--- Begin DATA SUPPLIED ---

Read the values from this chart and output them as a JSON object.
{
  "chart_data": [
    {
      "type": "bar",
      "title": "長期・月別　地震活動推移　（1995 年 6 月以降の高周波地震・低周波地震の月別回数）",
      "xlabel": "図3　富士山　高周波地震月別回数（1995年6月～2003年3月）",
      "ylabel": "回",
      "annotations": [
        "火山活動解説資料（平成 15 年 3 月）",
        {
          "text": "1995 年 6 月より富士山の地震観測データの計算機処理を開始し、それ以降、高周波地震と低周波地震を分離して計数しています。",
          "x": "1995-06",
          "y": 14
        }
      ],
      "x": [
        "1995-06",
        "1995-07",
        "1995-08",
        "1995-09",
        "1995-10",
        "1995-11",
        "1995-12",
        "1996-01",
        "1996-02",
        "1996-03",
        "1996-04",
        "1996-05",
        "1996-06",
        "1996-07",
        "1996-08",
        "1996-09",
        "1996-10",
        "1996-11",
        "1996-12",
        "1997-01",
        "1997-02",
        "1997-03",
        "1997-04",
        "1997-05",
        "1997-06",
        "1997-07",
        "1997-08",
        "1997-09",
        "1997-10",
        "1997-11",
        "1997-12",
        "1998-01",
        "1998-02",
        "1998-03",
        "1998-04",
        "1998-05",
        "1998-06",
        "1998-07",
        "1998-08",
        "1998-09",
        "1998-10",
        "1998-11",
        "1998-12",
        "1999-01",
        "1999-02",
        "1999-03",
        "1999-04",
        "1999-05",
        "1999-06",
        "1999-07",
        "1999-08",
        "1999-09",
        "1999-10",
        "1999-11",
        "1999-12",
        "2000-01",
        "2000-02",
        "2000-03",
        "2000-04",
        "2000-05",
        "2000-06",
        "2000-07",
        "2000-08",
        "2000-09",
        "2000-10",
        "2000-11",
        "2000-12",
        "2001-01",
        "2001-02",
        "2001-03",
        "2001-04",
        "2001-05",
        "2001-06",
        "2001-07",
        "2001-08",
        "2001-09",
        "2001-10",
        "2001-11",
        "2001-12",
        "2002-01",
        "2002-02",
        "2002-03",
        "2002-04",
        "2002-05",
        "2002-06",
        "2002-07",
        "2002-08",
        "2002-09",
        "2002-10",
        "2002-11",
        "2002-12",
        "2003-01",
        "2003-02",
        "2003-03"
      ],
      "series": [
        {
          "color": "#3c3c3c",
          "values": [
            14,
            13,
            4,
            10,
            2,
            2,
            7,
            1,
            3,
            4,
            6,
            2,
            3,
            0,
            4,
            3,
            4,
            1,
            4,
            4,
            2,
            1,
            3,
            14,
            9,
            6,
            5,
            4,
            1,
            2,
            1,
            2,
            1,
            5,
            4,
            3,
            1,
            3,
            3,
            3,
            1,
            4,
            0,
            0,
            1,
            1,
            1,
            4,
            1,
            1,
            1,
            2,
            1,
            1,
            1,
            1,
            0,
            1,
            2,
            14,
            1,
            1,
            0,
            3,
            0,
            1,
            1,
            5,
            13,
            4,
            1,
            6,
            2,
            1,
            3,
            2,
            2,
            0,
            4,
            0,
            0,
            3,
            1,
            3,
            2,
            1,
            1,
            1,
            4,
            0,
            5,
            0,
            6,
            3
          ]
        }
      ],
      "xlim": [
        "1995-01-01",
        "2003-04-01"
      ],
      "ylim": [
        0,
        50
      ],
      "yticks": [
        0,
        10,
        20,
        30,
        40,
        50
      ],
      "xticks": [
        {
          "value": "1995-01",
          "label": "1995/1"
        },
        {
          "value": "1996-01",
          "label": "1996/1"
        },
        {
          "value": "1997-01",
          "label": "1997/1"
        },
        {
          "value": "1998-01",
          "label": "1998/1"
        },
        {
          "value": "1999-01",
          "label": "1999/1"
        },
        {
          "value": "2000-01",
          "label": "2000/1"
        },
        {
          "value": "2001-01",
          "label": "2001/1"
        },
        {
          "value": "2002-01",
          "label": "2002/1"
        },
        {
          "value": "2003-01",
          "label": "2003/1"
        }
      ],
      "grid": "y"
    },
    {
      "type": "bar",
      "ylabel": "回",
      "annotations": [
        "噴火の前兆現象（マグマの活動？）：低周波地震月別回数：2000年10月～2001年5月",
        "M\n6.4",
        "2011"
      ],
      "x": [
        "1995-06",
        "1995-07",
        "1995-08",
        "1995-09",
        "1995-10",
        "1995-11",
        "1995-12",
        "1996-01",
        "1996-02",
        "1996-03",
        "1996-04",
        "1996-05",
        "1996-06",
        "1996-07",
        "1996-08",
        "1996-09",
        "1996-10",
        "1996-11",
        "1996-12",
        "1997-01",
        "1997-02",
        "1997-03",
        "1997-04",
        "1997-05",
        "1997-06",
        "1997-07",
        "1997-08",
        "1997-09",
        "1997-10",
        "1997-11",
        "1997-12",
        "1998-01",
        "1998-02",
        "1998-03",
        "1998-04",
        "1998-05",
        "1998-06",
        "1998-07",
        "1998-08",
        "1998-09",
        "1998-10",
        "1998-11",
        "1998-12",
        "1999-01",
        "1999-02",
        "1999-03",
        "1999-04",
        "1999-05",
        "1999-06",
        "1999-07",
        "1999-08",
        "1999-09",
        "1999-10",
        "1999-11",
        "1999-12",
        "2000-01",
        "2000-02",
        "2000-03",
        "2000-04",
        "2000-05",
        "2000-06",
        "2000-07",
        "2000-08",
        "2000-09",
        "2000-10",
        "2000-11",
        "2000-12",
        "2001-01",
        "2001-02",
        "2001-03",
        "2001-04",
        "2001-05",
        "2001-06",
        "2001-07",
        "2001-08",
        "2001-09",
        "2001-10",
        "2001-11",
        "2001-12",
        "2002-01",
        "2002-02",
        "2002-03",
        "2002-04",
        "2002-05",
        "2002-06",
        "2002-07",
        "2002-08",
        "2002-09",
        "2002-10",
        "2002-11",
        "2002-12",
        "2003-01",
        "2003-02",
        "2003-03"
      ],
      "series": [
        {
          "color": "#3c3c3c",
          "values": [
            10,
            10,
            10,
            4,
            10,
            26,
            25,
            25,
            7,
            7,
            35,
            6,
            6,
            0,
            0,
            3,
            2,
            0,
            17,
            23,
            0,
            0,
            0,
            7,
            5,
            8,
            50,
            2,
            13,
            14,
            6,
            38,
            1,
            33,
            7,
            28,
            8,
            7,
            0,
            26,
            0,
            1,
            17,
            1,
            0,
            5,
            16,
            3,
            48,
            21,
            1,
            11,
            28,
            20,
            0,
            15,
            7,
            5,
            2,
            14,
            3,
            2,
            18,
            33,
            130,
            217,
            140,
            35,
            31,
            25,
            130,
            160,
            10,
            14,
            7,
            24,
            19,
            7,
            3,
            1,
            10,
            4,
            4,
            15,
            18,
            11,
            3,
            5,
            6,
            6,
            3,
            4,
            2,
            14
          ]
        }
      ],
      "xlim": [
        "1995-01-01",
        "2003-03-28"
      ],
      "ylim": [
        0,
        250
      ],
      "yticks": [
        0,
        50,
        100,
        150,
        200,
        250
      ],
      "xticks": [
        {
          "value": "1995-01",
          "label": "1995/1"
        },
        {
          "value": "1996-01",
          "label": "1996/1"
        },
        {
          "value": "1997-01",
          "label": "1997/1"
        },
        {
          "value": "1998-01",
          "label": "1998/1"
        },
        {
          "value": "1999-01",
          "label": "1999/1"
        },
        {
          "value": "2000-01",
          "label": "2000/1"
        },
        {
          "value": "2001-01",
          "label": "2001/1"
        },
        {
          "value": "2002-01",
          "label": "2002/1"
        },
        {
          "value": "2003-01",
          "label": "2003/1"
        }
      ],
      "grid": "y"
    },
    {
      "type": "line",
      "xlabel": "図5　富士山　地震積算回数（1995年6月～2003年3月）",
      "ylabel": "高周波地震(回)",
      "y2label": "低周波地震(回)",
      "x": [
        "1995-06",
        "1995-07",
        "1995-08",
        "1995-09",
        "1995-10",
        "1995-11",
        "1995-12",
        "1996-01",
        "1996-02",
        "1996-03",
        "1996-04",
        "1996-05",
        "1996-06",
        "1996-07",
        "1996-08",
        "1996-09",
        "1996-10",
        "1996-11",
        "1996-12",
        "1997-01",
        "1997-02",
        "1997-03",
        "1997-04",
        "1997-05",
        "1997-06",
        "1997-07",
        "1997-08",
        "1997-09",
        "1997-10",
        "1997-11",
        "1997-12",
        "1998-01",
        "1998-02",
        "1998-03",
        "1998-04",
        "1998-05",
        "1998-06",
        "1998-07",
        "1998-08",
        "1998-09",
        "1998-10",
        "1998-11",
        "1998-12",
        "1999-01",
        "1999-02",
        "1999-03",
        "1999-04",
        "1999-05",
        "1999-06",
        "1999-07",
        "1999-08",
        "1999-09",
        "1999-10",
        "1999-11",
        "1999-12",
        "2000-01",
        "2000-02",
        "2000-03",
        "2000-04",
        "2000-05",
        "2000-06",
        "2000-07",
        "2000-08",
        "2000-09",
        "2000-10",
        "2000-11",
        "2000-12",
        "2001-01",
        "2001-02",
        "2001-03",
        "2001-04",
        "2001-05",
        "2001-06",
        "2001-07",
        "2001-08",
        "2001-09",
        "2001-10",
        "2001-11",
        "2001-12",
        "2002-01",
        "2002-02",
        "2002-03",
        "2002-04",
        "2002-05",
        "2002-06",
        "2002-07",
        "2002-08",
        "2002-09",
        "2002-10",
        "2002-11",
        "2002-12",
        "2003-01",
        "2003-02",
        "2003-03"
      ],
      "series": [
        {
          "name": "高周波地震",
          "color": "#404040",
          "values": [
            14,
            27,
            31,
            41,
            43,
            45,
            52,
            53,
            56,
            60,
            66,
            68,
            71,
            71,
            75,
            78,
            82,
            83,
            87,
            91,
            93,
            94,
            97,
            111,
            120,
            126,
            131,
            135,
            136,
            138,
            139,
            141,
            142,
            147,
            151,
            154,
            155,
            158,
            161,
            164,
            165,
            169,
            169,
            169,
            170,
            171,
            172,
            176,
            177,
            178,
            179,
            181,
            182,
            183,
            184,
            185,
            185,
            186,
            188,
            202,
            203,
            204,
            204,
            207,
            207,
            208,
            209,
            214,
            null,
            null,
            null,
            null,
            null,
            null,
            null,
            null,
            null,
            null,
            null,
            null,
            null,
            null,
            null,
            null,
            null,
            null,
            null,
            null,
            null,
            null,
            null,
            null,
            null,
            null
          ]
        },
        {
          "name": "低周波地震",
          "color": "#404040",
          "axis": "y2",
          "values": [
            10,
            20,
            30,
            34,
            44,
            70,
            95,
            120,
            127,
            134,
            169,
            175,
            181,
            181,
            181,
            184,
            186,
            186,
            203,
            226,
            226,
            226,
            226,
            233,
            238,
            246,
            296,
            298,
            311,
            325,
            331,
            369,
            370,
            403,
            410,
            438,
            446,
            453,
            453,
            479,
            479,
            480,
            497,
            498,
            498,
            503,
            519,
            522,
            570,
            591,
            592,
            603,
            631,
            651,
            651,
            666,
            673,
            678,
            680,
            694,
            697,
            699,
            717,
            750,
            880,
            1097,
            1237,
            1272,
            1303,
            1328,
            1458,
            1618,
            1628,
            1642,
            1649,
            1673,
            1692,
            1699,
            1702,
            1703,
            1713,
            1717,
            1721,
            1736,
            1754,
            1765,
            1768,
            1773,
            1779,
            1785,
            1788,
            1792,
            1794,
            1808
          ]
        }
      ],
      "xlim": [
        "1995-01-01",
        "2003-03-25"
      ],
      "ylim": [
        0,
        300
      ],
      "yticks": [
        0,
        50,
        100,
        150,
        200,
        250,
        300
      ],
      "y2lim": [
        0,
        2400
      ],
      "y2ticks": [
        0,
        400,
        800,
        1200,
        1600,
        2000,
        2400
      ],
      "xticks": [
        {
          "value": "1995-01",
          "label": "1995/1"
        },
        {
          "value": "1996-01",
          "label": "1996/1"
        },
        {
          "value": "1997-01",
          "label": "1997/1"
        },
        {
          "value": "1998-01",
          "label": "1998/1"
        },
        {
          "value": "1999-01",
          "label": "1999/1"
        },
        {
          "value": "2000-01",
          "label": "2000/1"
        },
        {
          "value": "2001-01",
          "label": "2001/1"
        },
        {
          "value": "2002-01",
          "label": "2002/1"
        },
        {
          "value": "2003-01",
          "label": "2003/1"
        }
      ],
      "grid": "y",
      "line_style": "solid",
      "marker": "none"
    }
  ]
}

--- End DATA SUPPLIED ---

__INSTRUCTION__
Go through the listing above and work out how many lines contain the string "xlabel". Reply with the number alone.

__COMPLETE OUTPUT__
2